# What to work on:
What follows is a set of records, each of which is to be written out exactly.

# Material for the task:
────────

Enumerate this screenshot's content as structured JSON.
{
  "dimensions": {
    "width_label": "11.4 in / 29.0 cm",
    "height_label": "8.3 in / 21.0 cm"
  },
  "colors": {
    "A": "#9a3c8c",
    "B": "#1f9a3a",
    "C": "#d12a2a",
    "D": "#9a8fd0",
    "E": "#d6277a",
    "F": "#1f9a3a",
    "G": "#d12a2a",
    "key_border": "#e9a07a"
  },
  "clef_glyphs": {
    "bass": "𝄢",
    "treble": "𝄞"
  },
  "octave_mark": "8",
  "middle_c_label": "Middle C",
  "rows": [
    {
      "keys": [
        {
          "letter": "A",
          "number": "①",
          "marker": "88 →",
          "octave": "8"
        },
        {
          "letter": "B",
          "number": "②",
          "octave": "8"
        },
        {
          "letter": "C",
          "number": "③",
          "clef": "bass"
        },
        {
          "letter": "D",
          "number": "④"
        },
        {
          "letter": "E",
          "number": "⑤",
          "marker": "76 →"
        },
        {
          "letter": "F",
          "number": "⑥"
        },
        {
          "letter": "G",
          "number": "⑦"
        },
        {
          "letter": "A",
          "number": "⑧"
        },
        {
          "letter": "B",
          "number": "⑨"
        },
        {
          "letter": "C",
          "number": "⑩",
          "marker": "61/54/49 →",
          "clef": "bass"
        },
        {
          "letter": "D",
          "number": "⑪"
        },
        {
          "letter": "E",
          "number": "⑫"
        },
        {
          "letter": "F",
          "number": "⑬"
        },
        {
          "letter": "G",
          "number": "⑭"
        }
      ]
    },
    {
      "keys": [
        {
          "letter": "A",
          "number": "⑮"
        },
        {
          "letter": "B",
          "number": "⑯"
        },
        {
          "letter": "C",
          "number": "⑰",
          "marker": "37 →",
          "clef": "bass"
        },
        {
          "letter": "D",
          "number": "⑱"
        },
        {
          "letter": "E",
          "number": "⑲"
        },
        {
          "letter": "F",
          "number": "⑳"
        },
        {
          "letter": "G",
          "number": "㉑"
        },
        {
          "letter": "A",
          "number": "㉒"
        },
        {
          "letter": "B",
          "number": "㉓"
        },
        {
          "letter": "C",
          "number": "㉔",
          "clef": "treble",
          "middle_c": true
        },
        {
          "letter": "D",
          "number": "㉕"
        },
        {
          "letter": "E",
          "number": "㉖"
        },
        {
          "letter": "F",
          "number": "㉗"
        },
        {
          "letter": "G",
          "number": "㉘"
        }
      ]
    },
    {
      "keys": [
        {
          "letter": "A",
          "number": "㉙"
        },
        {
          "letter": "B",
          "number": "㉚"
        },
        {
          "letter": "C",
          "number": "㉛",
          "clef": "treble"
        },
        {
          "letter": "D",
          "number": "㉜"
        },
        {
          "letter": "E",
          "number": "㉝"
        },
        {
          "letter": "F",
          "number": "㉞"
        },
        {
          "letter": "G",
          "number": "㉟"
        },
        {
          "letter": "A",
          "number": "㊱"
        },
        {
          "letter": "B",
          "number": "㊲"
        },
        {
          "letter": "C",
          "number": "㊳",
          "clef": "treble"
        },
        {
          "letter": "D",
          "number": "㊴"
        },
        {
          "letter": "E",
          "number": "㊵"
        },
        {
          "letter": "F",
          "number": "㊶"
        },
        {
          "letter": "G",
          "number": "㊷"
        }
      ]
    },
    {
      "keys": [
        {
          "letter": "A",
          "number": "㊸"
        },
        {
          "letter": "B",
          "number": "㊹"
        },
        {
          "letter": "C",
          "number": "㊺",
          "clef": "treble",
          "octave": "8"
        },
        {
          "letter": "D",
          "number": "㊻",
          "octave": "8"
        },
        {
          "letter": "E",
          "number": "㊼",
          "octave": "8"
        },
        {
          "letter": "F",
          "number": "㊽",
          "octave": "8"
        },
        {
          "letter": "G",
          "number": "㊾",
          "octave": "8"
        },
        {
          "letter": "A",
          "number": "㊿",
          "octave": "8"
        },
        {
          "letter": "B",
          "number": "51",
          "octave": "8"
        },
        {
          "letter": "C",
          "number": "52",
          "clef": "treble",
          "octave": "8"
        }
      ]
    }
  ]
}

────────

# Correct result:
Enumerate this screenshot's content as structured JSON.
{
  "dimensions": {
    "width_label": "11.4 in / 29.0 cm",
    "height_label": "8.3 in / 21.0 cm"
  },
  "colors": {
    "A": "#9a3c8c",
    "B": "#1f9a3a",
    "C": "#d12a2a",
    "D": "#9a8fd0",
    "E": "#d6277a",
    "F": "#1f9a3a",
    "G": "#d12a2a",
    "key_border": "#e9a07a"
  },
  "clef_glyphs": {
    "bass": "𝄢",
    "treble": "𝄞"
  },
  "octave_mark": "8",
  "middle_c_label": "Middle C",
  "rows": [
    {
      "keys": [
        {
          "letter": "A",
          "number": "①",
          "marker": "88 →",
          "octave": "8"
        },
        {
          "letter": "B",
          "number": "②",
          "octave": "8"
        },
        {
          "letter": "C",
          "number": "③",
          "clef": "bass"
        },
        {
          "letter": "D",
          "number": "④"
        },
        {
          "letter": "E",
          "number": "⑤",
          "marker": "76 →"
        },
        {
          "letter": "F",
          "number": "⑥"
        },
        {
          "letter": "G",
          "number": "⑦"
        },
        {
          "letter": "A",
          "number": "⑧"
        },
        {
          "letter": "B",
          "number": "⑨"
        },
        {
          "letter": "C",
          "number": "⑩",
          "marker": "61/54/49 →",
          "clef": "bass"
        },
        {
          "letter": "D",
          "number": "⑪"
        },
        {
          "letter": "E",
          "number": "⑫"
        },
        {
          "letter": "F",
          "number": "⑬"
        },
        {
          "letter": "G",
          "number": "⑭"
        }
      ]
    },
    {
      "keys": [
        {
          "letter": "A",
          "number": "⑮"
        },
        {
          "letter": "B",
          "number": "⑯"
        },
        {
          "letter": "C",
          "number": "⑰",
          "marker": "37 →",
          "clef": "bass"
        },
        {
          "letter": "D",
          "number": "⑱"
        },
        {
          "letter": "E",
          "number": "⑲"
        },
        {
          "letter": "F",
          "number": "⑳"
        },
        {
          "letter": "G",
          "number": "㉑"
        },
        {
          "letter": "A",
          "number": "㉒"
        },
        {
          "letter": "B",
          "number": "㉓"
        },
        {
          "letter": "C",
          "number": "㉔",
          "clef": "treble",
          "middle_c": true
        },
        {
          "letter": "D",
          "number": "㉕"
        },
        {
          "letter": "E",
          "number": "㉖"
        },
        {
          "letter": "F",
          "number": "㉗"
        },
        {
          "letter": "G",
          "number": "㉘"
        }
      ]
    },
    {
      "keys": [
        {
          "letter": "A",
          "number": "㉙"
        },
        {
          "letter": "B",
          "number": "㉚"
        },
        {
          "letter": "C",
          "number": "㉛",
          "clef": "treble"
        },
        {
          "letter": "D",
          "number": "㉜"
        },
        {
          "letter": "E",
          "number": "㉝"
        },
        {
          "letter": "F",
          "number": "㉞"
        },
        {
          "letter": "G",
          "number": "㉟"
        },
        {
          "letter": "A",
          "number": "㊱"
        },
        {
          "letter": "B",
          "number": "㊲"
        },
        {
          "letter": "C",
          "number": "㊳",
          "clef": "treble"
        },
        {
          "letter": "D",
          "number": "㊴"
        },
        {
          "letter": "E",
          "number": "㊵"
        },
        {
          "letter": "F",
          "number": "㊶"
        },
        {
          "letter": "G",
          "number": "㊷"
        }
      ]
    },
    {
      "keys": [
        {
          "letter": "A",
          "number": "㊸"
        },
        {
          "letter": "B",
          "number": "㊹"
        },
        {
          "letter": "C",
          "number": "㊺",
          "clef": "treble",
          "octave": "8"
        },
        {
          "letter": "D",
          "number": "㊻",
          "octave": "8"
        },
        {
          "letter": "E",
          "number": "㊼",
          "octave": "8"
        },
        {
          "letter": "F",
          "number": "㊽",
          "octave": "8"
        },
        {
          "letter": "G",
          "number": "㊾",
          "octave": "8"
        },
        {
          "letter": "A",
          "number": "㊿",
          "octave": "8"
        },
        {
          "letter": "B",
          "number": "51",
          "octave": "8"
        },
        {
          "letter": "C",
          "number": "52",
          "clef": "treble",
          "octave": "8"
        }
      ]
    }
  ]
}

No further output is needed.